WHAT TO DO - Track down the lines that contain "Local" and copy them.
──────
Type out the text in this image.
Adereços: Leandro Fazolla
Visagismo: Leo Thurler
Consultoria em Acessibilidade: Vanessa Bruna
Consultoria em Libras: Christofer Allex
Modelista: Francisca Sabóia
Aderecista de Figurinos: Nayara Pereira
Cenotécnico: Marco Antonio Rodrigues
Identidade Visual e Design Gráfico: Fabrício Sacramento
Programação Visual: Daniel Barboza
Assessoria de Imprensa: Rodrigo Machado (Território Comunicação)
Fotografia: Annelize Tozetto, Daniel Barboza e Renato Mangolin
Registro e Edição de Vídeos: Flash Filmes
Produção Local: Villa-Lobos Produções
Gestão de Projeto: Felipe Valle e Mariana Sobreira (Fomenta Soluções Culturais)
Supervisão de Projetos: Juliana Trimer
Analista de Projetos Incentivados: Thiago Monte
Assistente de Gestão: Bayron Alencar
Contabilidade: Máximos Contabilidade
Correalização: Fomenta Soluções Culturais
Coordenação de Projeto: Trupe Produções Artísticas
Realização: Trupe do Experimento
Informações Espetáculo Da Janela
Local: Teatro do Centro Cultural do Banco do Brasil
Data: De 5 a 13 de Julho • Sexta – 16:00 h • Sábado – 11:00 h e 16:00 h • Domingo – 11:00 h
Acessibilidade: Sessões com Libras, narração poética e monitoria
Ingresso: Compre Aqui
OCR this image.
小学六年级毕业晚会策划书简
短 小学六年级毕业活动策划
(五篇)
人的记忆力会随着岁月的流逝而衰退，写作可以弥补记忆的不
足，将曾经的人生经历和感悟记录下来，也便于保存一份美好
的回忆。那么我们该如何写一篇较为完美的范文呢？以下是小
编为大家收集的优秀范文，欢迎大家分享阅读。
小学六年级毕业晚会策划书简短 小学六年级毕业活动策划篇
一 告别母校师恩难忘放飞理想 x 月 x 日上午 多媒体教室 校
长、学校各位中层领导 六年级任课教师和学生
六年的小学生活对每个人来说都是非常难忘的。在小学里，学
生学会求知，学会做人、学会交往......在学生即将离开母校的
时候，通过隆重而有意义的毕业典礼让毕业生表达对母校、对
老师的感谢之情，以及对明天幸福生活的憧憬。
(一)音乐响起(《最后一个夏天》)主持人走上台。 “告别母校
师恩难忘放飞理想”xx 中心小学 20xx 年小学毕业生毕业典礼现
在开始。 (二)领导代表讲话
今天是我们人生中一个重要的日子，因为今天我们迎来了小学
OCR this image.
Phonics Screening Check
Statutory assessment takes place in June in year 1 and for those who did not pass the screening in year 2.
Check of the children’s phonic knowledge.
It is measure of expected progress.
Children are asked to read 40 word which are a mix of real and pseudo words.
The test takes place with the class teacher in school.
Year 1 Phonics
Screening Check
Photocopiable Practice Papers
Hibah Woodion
──────
SOLUTION FOR THIS TASK -
Produção Local: Villa-Lobos Produções
Local: Teatro do Centro Cultural do Banco do Brasil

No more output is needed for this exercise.